Search the data for the word "anstalld" and copy every line where it occurs.

Data items
— BEGIN —

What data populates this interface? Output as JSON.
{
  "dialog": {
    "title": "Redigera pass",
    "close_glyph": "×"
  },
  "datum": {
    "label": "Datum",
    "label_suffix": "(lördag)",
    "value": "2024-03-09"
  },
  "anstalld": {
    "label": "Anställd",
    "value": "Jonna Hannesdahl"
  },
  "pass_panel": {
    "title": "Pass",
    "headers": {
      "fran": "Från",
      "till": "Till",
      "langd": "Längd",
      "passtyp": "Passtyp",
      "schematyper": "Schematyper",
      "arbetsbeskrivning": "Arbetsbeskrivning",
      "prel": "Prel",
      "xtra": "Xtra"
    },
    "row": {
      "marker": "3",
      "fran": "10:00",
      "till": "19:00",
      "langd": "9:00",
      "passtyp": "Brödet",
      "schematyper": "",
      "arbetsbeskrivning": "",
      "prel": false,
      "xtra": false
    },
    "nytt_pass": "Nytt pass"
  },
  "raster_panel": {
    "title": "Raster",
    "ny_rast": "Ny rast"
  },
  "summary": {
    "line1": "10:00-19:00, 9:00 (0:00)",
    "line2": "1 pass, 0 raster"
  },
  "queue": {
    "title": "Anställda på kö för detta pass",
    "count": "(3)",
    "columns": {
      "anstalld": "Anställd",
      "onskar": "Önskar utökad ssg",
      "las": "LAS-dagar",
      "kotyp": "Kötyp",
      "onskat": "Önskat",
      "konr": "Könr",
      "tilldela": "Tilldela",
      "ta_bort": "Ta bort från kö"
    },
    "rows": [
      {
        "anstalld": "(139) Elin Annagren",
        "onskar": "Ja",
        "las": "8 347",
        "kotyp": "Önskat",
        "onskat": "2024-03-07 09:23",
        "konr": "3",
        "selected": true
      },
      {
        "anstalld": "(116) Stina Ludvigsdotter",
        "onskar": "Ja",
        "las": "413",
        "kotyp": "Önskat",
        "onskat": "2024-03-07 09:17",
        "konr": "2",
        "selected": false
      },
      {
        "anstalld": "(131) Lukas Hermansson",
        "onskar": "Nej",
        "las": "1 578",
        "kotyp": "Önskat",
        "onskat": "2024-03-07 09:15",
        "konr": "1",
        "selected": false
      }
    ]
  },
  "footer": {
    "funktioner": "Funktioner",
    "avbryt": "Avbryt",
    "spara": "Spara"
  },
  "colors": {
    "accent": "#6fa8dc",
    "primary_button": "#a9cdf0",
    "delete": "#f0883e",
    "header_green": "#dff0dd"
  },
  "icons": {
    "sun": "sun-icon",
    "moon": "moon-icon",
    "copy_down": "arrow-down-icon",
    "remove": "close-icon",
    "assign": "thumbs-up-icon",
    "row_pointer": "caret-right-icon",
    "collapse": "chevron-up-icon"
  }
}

— END —
— BEGIN —

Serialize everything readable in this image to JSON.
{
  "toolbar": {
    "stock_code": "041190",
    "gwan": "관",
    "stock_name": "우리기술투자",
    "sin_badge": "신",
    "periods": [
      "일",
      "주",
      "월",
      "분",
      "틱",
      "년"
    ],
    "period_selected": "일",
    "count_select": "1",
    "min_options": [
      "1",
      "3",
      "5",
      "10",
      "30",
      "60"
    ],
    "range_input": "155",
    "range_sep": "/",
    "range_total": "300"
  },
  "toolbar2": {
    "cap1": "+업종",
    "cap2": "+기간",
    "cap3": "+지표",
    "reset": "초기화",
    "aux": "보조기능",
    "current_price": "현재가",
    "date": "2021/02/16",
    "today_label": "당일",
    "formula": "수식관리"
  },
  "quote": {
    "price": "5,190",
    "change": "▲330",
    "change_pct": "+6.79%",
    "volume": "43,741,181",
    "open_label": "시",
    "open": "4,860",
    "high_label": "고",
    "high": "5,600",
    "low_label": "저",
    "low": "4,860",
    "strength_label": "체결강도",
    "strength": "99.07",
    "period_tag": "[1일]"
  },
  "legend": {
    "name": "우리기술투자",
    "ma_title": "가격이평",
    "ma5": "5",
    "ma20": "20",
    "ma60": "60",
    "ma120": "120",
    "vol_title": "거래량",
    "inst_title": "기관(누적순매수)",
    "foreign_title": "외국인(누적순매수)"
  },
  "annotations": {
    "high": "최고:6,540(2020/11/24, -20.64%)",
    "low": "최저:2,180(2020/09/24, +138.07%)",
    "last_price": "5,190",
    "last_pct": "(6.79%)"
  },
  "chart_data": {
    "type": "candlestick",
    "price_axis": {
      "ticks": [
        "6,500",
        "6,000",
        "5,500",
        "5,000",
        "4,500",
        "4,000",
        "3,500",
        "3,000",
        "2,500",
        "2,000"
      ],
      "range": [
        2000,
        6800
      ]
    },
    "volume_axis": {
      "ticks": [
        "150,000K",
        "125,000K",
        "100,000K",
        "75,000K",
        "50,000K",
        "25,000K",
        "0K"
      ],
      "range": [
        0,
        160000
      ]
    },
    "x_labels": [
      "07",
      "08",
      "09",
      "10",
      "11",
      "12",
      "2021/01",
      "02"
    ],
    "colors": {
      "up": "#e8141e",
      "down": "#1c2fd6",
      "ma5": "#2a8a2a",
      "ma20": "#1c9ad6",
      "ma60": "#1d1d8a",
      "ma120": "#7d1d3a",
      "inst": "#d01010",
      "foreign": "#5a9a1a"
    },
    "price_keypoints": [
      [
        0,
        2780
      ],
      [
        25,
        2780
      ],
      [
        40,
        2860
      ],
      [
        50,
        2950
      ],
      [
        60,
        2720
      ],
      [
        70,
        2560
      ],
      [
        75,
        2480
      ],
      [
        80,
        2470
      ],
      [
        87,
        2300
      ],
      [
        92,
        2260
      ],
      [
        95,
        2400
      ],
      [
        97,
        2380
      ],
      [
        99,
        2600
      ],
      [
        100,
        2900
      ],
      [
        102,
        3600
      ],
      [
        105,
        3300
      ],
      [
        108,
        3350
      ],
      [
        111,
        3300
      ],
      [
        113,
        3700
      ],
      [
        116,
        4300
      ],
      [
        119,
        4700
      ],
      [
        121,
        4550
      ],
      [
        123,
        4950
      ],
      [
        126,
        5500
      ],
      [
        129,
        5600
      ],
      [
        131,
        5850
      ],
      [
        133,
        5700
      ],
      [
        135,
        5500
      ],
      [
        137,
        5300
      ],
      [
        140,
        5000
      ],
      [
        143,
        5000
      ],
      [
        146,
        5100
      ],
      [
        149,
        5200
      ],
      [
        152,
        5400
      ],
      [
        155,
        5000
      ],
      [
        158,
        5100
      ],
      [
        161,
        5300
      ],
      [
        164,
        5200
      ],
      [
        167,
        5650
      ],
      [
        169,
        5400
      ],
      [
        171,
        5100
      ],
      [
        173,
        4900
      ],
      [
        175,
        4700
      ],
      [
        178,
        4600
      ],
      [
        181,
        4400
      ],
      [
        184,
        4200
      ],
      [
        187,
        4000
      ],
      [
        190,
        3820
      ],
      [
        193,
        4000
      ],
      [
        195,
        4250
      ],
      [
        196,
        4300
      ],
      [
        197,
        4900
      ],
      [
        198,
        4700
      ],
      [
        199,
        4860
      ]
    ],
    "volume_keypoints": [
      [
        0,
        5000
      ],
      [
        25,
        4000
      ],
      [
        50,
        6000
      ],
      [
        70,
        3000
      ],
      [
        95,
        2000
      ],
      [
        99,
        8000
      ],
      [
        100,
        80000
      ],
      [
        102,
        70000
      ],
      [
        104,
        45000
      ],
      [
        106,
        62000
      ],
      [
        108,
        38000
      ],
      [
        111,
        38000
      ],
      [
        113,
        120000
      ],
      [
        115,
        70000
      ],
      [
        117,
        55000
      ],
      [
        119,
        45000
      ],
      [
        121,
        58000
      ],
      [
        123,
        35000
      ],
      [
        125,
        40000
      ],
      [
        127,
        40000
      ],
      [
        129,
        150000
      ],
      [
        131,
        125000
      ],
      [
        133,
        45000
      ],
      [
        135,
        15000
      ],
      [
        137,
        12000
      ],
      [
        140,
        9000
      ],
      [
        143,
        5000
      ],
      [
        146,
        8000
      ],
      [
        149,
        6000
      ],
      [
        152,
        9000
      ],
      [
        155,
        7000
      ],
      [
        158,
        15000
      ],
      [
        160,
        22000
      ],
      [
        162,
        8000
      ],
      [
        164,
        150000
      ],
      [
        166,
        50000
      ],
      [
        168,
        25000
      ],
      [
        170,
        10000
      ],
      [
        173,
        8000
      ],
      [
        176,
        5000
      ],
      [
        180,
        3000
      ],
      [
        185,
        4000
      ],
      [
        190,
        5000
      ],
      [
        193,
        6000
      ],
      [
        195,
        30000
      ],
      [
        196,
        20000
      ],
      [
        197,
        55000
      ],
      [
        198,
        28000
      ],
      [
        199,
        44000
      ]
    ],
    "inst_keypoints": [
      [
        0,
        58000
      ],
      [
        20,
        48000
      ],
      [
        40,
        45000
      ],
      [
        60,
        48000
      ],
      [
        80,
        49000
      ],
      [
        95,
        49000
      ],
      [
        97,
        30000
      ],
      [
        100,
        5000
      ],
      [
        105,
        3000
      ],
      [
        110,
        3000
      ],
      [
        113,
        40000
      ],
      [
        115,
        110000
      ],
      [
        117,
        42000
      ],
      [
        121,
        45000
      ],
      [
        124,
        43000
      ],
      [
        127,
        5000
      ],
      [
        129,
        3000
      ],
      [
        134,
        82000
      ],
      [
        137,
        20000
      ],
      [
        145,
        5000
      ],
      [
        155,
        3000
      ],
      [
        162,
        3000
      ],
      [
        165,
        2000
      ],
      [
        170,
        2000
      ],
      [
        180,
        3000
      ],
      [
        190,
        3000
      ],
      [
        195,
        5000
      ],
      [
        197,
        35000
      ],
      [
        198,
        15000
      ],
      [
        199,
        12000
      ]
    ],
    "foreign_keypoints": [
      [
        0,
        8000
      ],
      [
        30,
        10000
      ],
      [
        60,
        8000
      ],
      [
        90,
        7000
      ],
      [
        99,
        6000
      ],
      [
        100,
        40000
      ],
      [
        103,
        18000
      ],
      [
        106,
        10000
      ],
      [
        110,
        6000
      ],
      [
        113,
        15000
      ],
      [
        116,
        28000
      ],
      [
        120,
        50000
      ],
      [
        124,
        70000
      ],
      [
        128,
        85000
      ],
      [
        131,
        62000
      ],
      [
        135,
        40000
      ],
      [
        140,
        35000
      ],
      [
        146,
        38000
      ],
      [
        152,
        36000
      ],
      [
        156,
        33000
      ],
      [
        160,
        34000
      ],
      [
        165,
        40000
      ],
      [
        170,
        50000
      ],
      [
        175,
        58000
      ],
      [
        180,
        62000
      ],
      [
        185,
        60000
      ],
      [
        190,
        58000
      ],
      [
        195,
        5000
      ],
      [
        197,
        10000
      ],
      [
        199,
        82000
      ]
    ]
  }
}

— END —
— BEGIN —

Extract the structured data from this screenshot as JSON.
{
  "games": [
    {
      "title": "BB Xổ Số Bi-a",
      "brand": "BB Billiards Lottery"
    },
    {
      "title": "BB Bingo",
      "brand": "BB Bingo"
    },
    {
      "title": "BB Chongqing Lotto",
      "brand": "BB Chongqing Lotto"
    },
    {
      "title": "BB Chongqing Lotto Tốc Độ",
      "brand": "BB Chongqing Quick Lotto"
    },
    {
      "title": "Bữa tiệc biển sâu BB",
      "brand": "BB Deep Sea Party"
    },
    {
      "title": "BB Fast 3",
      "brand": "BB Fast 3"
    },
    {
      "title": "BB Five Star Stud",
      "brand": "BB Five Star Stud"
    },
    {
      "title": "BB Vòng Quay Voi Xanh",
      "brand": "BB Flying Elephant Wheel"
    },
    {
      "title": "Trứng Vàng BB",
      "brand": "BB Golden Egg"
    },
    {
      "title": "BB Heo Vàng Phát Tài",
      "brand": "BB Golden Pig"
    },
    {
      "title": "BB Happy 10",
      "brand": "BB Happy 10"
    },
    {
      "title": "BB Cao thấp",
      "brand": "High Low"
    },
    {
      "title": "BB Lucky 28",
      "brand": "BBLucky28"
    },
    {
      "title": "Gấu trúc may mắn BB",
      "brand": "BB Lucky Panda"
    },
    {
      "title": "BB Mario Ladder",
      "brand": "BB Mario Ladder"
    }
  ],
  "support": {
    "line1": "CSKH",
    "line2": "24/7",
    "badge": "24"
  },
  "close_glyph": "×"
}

— END —

## WRITTEN SOLUTION
  "anstalld": {
      "anstalld": "Anställd",
        "anstalld": "(139) Elin Annagren",
        "anstalld": "(116) Stina Ludvigsdotter",
        "anstalld": "(131) Lukas Hermansson",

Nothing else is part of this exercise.